┌────────

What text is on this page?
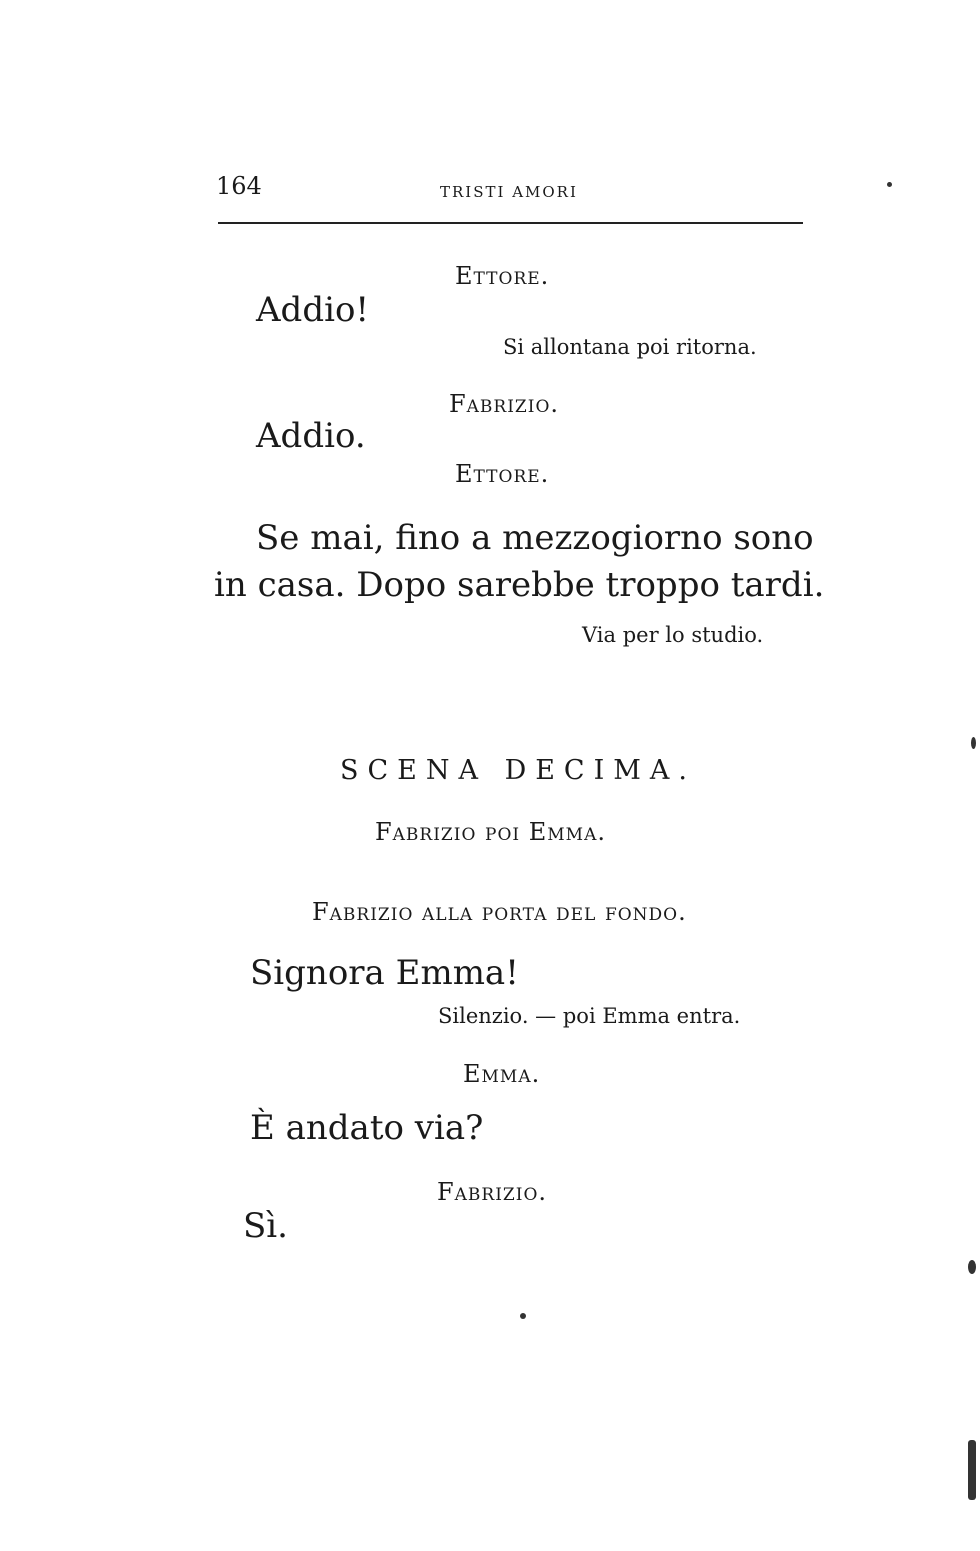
164	TRISTI AMORI
Ettore.
Addio!
Si allontana poi ritorna.
Fabrizio.
Addio.
Ettore.
Se mai, fino a mezzogiorno sono
in casa. Dopo sarebbe troppo tardi.
Via per lo studio.
SCENA DECIMA.
Fabrizio poi Emma.
Fabrizio alla porta del fondo.
Signora Emma!
Silenzio. — poi Emma entra.
Emma.
È andato via?
Fabrizio.
Sì.
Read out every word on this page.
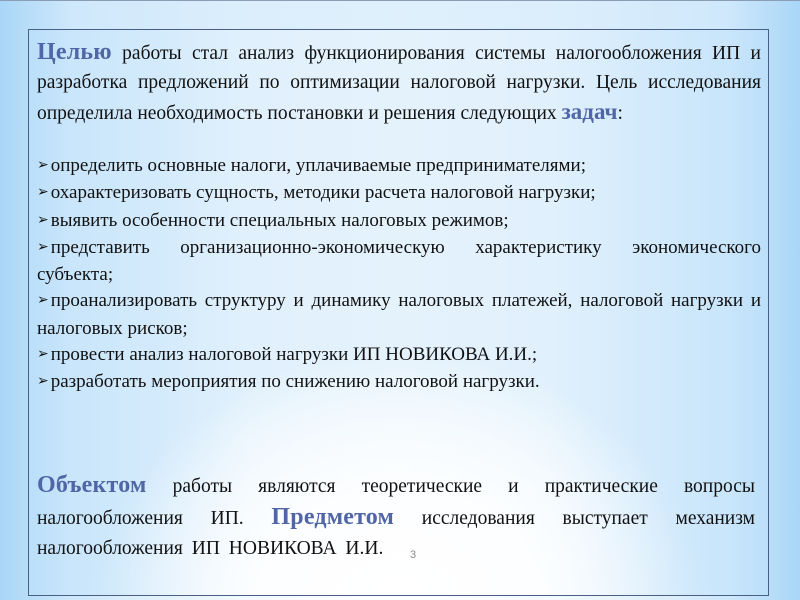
Целью работы стал анализ функционирования системы налогообложения ИП и разработка предложений по оптимизации налоговой нагрузки. Цель исследования определила необходимость постановки и решения следующих задач:

➢ определить основные налоги, уплачиваемые предпринимателями;
➢ охарактеризовать сущность, методики расчета налоговой нагрузки;
➢ выявить особенности специальных налоговых режимов;
➢ представить организационно-экономическую характеристику экономического субъекта;
➢ проанализировать структуру и динамику налоговых платежей, налоговой нагрузки и налоговых рисков;
➢ провести анализ налоговой нагрузки ИП НОВИКОВА И.И.;
➢ разработать мероприятия по снижению налоговой нагрузки.

Объектом работы являются теоретические и практические вопросы налогообложения ИП. Предметом исследования выступает механизм налогообложения ИП НОВИКОВА И.И.	3
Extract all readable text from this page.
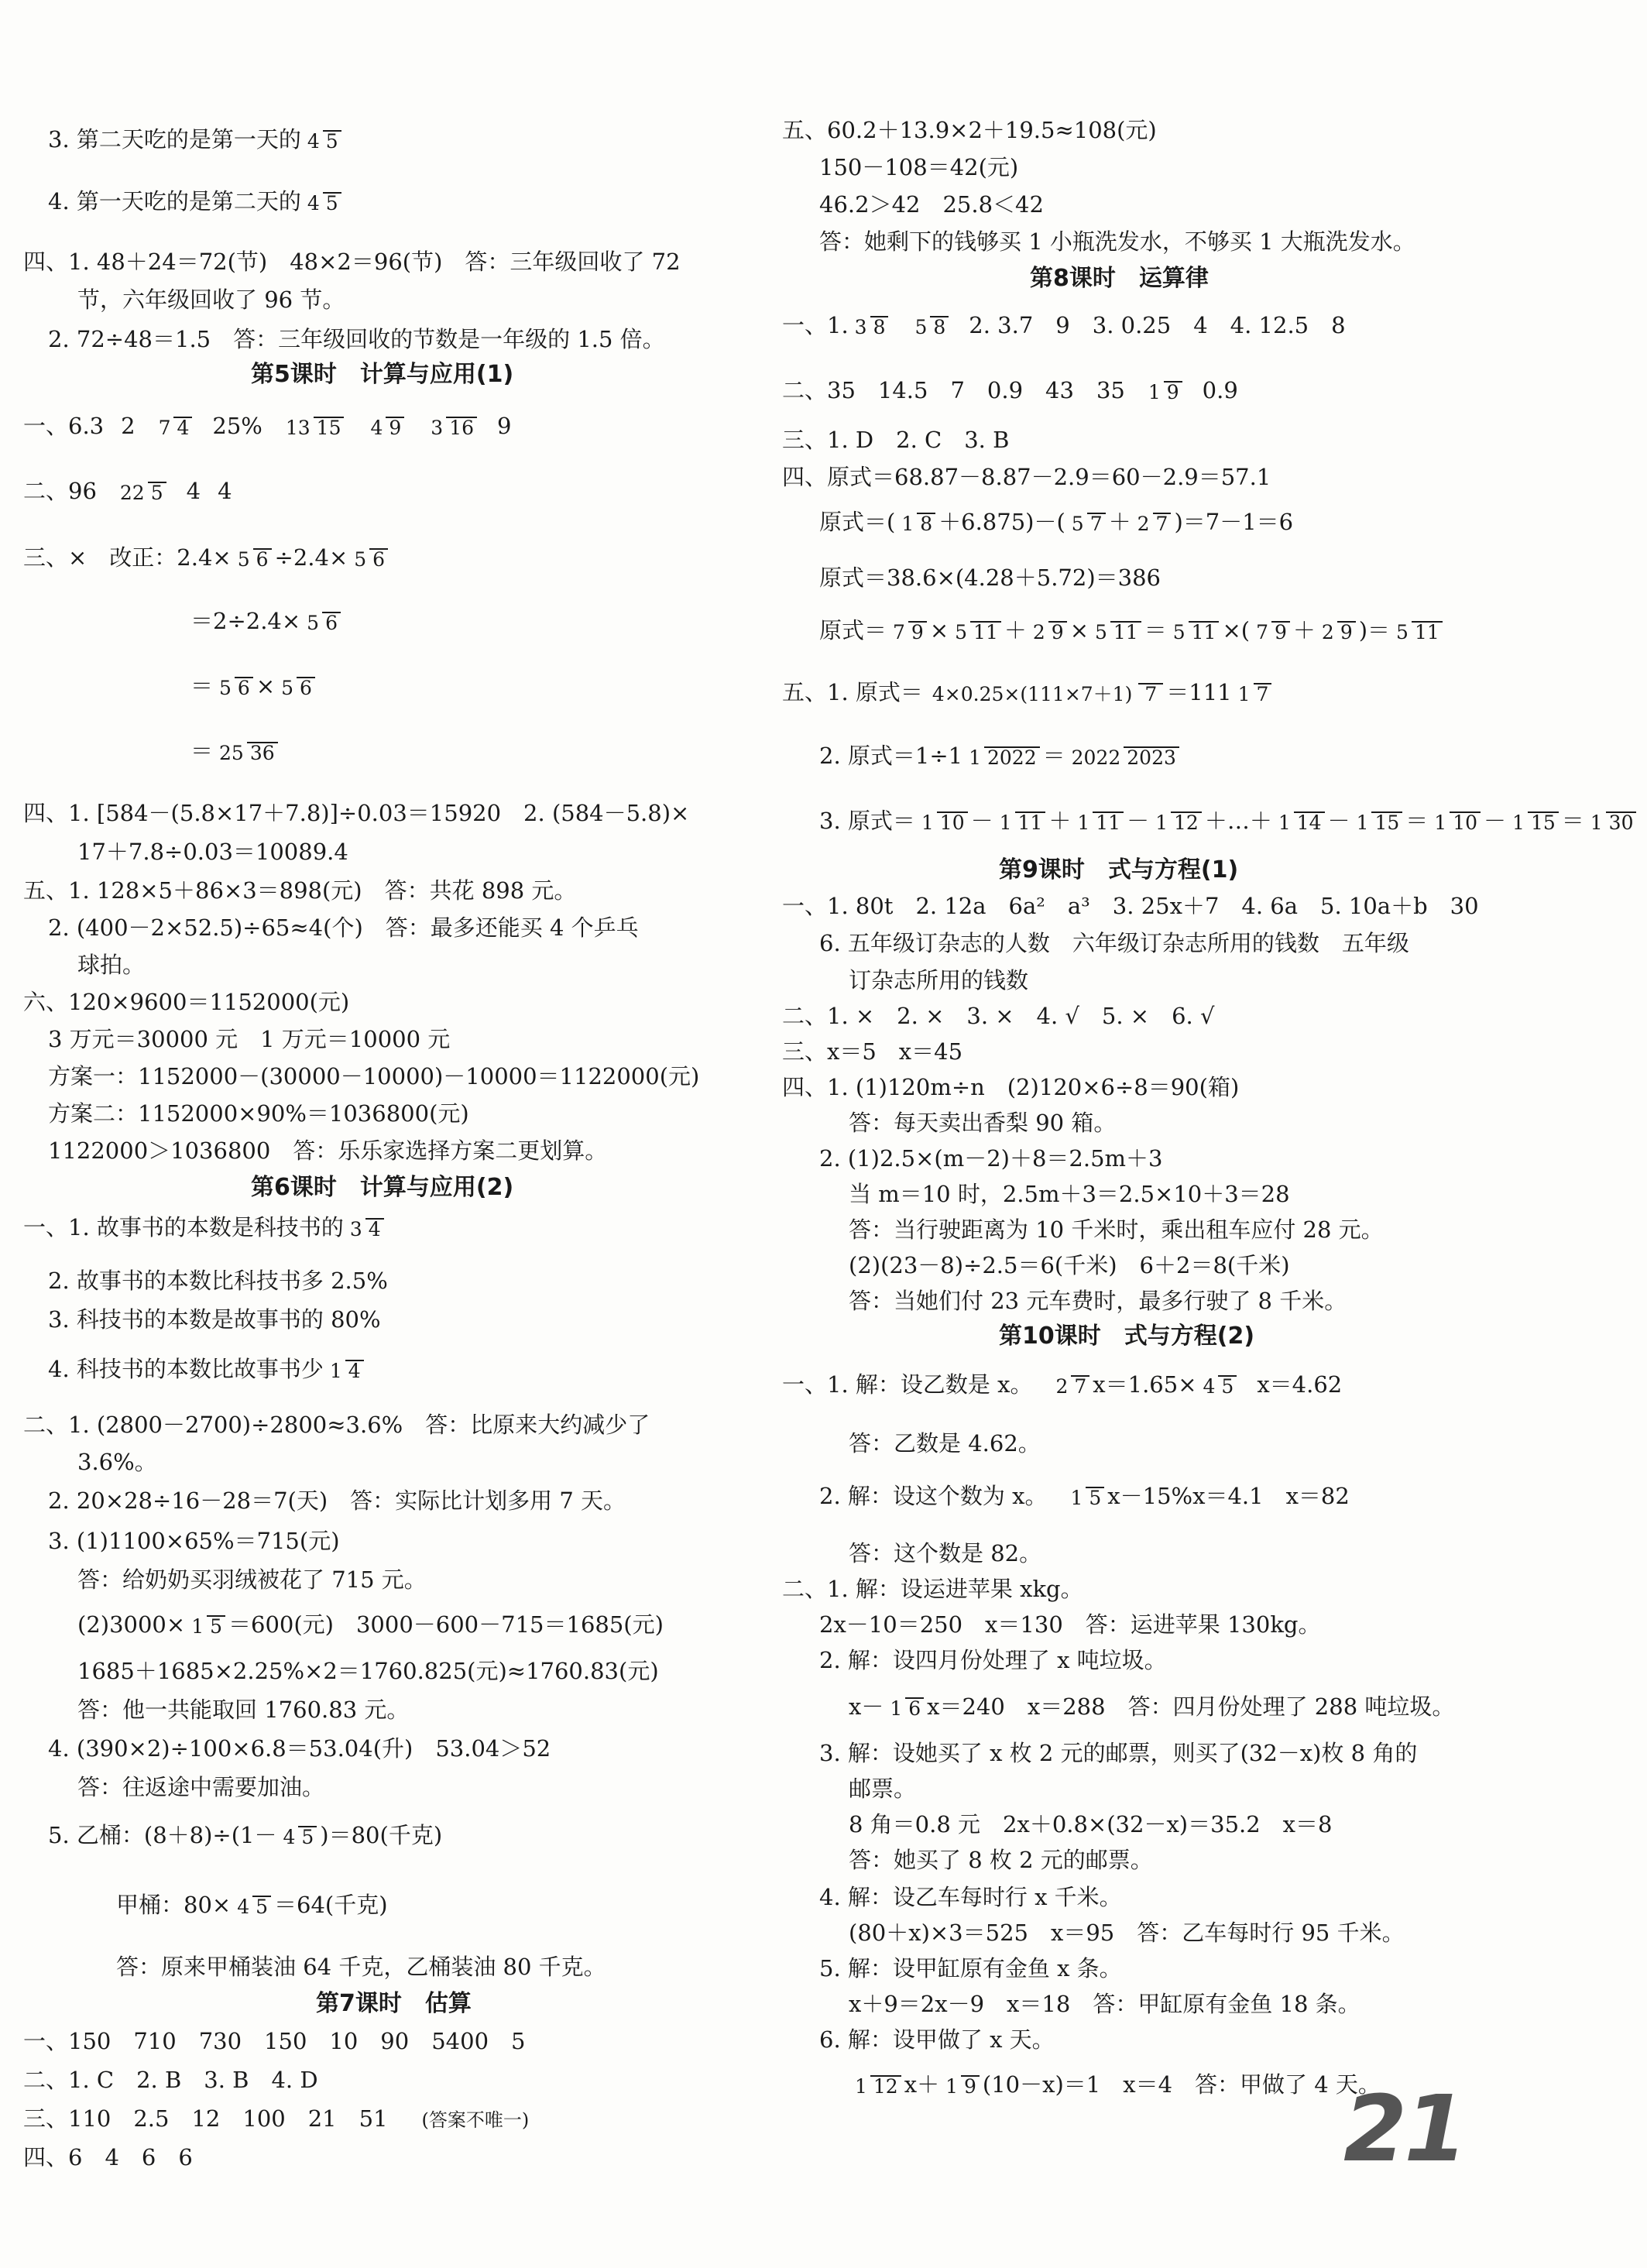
3. 第二天吃的是第一天的 4 5
4. 第一天吃的是第二天的 4 5
四、1. 48＋24＝72(节)　48×2＝96(节)　答：三年级回收了 72
节，六年级回收了 96 节。
2. 72÷48＝1.5　答：三年级回收的节数是一年级的 1.5 倍。
第5课时　计算与应用(1)
一、6.3 2 7 4 25% 13 15 4 9 3 16 9
二、96 22 5 4 4
三、×　改正：2.4× 5 6 ÷2.4× 5 6
＝2÷2.4× 5 6
＝ 5 6 × 5 6
＝ 25 36
四、1. [584－(5.8×17＋7.8)]÷0.03＝15920　2. (584－5.8)×
17＋7.8÷0.03＝10089.4
五、1. 128×5＋86×3＝898(元)　答：共花 898 元。
2. (400－2×52.5)÷65≈4(个)　答：最多还能买 4 个乒乓
球拍。
六、120×9600＝1152000(元)
3 万元＝30000 元　1 万元＝10000 元
方案一：1152000－(30000－10000)－10000＝1122000(元)
方案二：1152000×90%＝1036800(元)
1122000＞1036800　答：乐乐家选择方案二更划算。
第6课时　计算与应用(2)
一、1. 故事书的本数是科技书的 3 4
2. 故事书的本数比科技书多 2.5%
3. 科技书的本数是故事书的 80%
4. 科技书的本数比故事书少 1 4
二、1. (2800－2700)÷2800≈3.6%　答：比原来大约减少了
3.6%。
2. 20×28÷16－28＝7(天)　答：实际比计划多用 7 天。
3. (1)1100×65%＝715(元)
答：给奶奶买羽绒被花了 715 元。
(2)3000× 1 5 ＝600(元)　3000－600－715＝1685(元)
1685＋1685×2.25%×2＝1760.825(元)≈1760.83(元)
答：他一共能取回 1760.83 元。
4. (390×2)÷100×6.8＝53.04(升)　53.04＞52
答：往返途中需要加油。
5. 乙桶：(8＋8)÷(1－ 4 5 )＝80(千克)
甲桶：80× 4 5 ＝64(千克)
答：原来甲桶装油 64 千克，乙桶装油 80 千克。
第7课时　估算
一、150　710　730　150　10　90　5400　5
二、1. C　2. B　3. B　4. D
三、110　2.5　12　100　21　51 (答案不唯一)
四、6　4　6　6
五、60.2＋13.9×2＋19.5≈108(元)
150－108＝42(元)
46.2＞42　25.8＜42
答：她剩下的钱够买 1 小瓶洗发水，不够买 1 大瓶洗发水。
第8课时　运算律
一、1. 3 8 5 8 2. 3.7　9　3. 0.25　4　4. 12.5　8
二、35　14.5　7　0.9　43　35 1 9 0.9
三、1. D　2. C　3. B
四、原式＝68.87－8.87－2.9＝60－2.9＝57.1
原式＝( 1 8 ＋6.875)－( 5 7 ＋ 2 7 )＝7－1＝6
原式＝38.6×(4.28＋5.72)＝386
原式＝ 7 9 × 5 11 ＋ 2 9 × 5 11 ＝ 5 11 ×( 7 9 ＋ 2 9 )＝ 5 11
五、1. 原式＝ 4×0.25×(111×7＋1) 7 ＝111 1 7
2. 原式＝1÷1 1 2022 ＝ 2022 2023
3. 原式＝ 1 10 － 1 11 ＋ 1 11 － 1 12 ＋…＋ 1 14 － 1 15 ＝ 1 10 － 1 15 ＝ 1 30
第9课时　式与方程(1)
一、1. 80t　2. 12a　6a²　a³　3. 25x＋7　4. 6a　5. 10a＋b　30
6. 五年级订杂志的人数　六年级订杂志所用的钱数　五年级
订杂志所用的钱数
二、1. ×　2. ×　3. ×　4. √　5. ×　6. √
三、x＝5　x＝45
四、1. (1)120m÷n　(2)120×6÷8＝90(箱)
答：每天卖出香梨 90 箱。
2. (1)2.5×(m－2)＋8＝2.5m＋3
当 m＝10 时，2.5m＋3＝2.5×10＋3＝28
答：当行驶距离为 10 千米时，乘出租车应付 28 元。
(2)(23－8)÷2.5＝6(千米)　6＋2＝8(千米)
答：当她们付 23 元车费时，最多行驶了 8 千米。
第10课时　式与方程(2)
一、1. 解：设乙数是 x。 2 7 x＝1.65× 4 5 x＝4.62
答：乙数是 4.62。
2. 解：设这个数为 x。 1 5 x－15%x＝4.1　x＝82
答：这个数是 82。
二、1. 解：设运进苹果 xkg。
2x－10＝250　x＝130　答：运进苹果 130kg。
2. 解：设四月份处理了 x 吨垃圾。
x－ 1 6 x＝240　x＝288　答：四月份处理了 288 吨垃圾。
3. 解：设她买了 x 枚 2 元的邮票，则买了(32－x)枚 8 角的
邮票。
8 角＝0.8 元　2x＋0.8×(32－x)＝35.2　x＝8
答：她买了 8 枚 2 元的邮票。
4. 解：设乙车每时行 x 千米。
(80＋x)×3＝525　x＝95　答：乙车每时行 95 千米。
5. 解：设甲缸原有金鱼 x 条。
x＋9＝2x－9　x＝18　答：甲缸原有金鱼 18 条。
6. 解：设甲做了 x 天。
1 12 x＋ 1 9 (10－x)＝1　x＝4　答：甲做了 4 天。
21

└────────

* _Your instructions_: Leave images out of the retyped records; keep all else exact.

* _Answer to this problem_:
What text is on this page?
164	TRISTI AMORI
Ettore.
Addio!
Si allontana poi ritorna.
Fabrizio.
Addio.
Ettore.
Se mai, fino a mezzogiorno sono
in casa. Dopo sarebbe troppo tardi.
Via per lo studio.
SCENA DECIMA.
Fabrizio poi Emma.
Fabrizio alla porta del fondo.
Signora Emma!
Silenzio. — poi Emma entra.
Emma.
È andato via?
Fabrizio.
Sì.
Read out every word on this page.
Целью работы стал анализ функционирования системы налогообложения ИП и разработка предложений по оптимизации налоговой нагрузки. Цель исследования определила необходимость постановки и решения следующих задач:

➢ определить основные налоги, уплачиваемые предпринимателями;
➢ охарактеризовать сущность, методики расчета налоговой нагрузки;
➢ выявить особенности специальных налоговых режимов;
➢ представить организационно-экономическую характеристику экономического субъекта;
➢ проанализировать структуру и динамику налоговых платежей, налоговой нагрузки и налоговых рисков;
➢ провести анализ налоговой нагрузки ИП НОВИКОВА И.И.;
➢ разработать мероприятия по снижению налоговой нагрузки.

Объектом работы являются теоретические и практические вопросы налогообложения ИП. Предметом исследования выступает механизм налогообложения ИП НОВИКОВА И.И.	3
Extract all readable text from this page.
3. 第二天吃的是第一天的 4 5
4. 第一天吃的是第二天的 4 5
四、1. 48＋24＝72(节)　48×2＝96(节)　答：三年级回收了 72
节，六年级回收了 96 节。
2. 72÷48＝1.5　答：三年级回收的节数是一年级的 1.5 倍。
第5课时　计算与应用(1)
一、6.3 2 7 4 25% 13 15 4 9 3 16 9
二、96 22 5 4 4
三、×　改正：2.4× 5 6 ÷2.4× 5 6
＝2÷2.4× 5 6
＝ 5 6 × 5 6
＝ 25 36
四、1. [584－(5.8×17＋7.8)]÷0.03＝15920　2. (584－5.8)×
17＋7.8÷0.03＝10089.4
五、1. 128×5＋86×3＝898(元)　答：共花 898 元。
2. (400－2×52.5)÷65≈4(个)　答：最多还能买 4 个乒乓
球拍。
六、120×9600＝1152000(元)
3 万元＝30000 元　1 万元＝10000 元
方案一：1152000－(30000－10000)－10000＝1122000(元)
方案二：1152000×90%＝1036800(元)
1122000＞1036800　答：乐乐家选择方案二更划算。
第6课时　计算与应用(2)
一、1. 故事书的本数是科技书的 3 4
2. 故事书的本数比科技书多 2.5%
3. 科技书的本数是故事书的 80%
4. 科技书的本数比故事书少 1 4
二、1. (2800－2700)÷2800≈3.6%　答：比原来大约减少了
3.6%。
2. 20×28÷16－28＝7(天)　答：实际比计划多用 7 天。
3. (1)1100×65%＝715(元)
答：给奶奶买羽绒被花了 715 元。
(2)3000× 1 5 ＝600(元)　3000－600－715＝1685(元)
1685＋1685×2.25%×2＝1760.825(元)≈1760.83(元)
答：他一共能取回 1760.83 元。
4. (390×2)÷100×6.8＝53.04(升)　53.04＞52
答：往返途中需要加油。
5. 乙桶：(8＋8)÷(1－ 4 5 )＝80(千克)
甲桶：80× 4 5 ＝64(千克)
答：原来甲桶装油 64 千克，乙桶装油 80 千克。
第7课时　估算
一、150　710　730　150　10　90　5400　5
二、1. C　2. B　3. B　4. D
三、110　2.5　12　100　21　51 (答案不唯一)
四、6　4　6　6
五、60.2＋13.9×2＋19.5≈108(元)
150－108＝42(元)
46.2＞42　25.8＜42
答：她剩下的钱够买 1 小瓶洗发水，不够买 1 大瓶洗发水。
第8课时　运算律
一、1. 3 8 5 8 2. 3.7　9　3. 0.25　4　4. 12.5　8
二、35　14.5　7　0.9　43　35 1 9 0.9
三、1. D　2. C　3. B
四、原式＝68.87－8.87－2.9＝60－2.9＝57.1
原式＝( 1 8 ＋6.875)－( 5 7 ＋ 2 7 )＝7－1＝6
原式＝38.6×(4.28＋5.72)＝386
原式＝ 7 9 × 5 11 ＋ 2 9 × 5 11 ＝ 5 11 ×( 7 9 ＋ 2 9 )＝ 5 11
五、1. 原式＝ 4×0.25×(111×7＋1) 7 ＝111 1 7
2. 原式＝1÷1 1 2022 ＝ 2022 2023
3. 原式＝ 1 10 － 1 11 ＋ 1 11 － 1 12 ＋…＋ 1 14 － 1 15 ＝ 1 10 － 1 15 ＝ 1 30
第9课时　式与方程(1)
一、1. 80t　2. 12a　6a²　a³　3. 25x＋7　4. 6a　5. 10a＋b　30
6. 五年级订杂志的人数　六年级订杂志所用的钱数　五年级
订杂志所用的钱数
二、1. ×　2. ×　3. ×　4. √　5. ×　6. √
三、x＝5　x＝45
四、1. (1)120m÷n　(2)120×6÷8＝90(箱)
答：每天卖出香梨 90 箱。
2. (1)2.5×(m－2)＋8＝2.5m＋3
当 m＝10 时，2.5m＋3＝2.5×10＋3＝28
答：当行驶距离为 10 千米时，乘出租车应付 28 元。
(2)(23－8)÷2.5＝6(千米)　6＋2＝8(千米)
答：当她们付 23 元车费时，最多行驶了 8 千米。
第10课时　式与方程(2)
一、1. 解：设乙数是 x。 2 7 x＝1.65× 4 5 x＝4.62
答：乙数是 4.62。
2. 解：设这个数为 x。 1 5 x－15%x＝4.1　x＝82
答：这个数是 82。
二、1. 解：设运进苹果 xkg。
2x－10＝250　x＝130　答：运进苹果 130kg。
2. 解：设四月份处理了 x 吨垃圾。
x－ 1 6 x＝240　x＝288　答：四月份处理了 288 吨垃圾。
3. 解：设她买了 x 枚 2 元的邮票，则买了(32－x)枚 8 角的
邮票。
8 角＝0.8 元　2x＋0.8×(32－x)＝35.2　x＝8
答：她买了 8 枚 2 元的邮票。
4. 解：设乙车每时行 x 千米。
(80＋x)×3＝525　x＝95　答：乙车每时行 95 千米。
5. 解：设甲缸原有金鱼 x 条。
x＋9＝2x－9　x＝18　答：甲缸原有金鱼 18 条。
6. 解：设甲做了 x 天。
1 12 x＋ 1 9 (10－x)＝1　x＝4　答：甲做了 4 天。
21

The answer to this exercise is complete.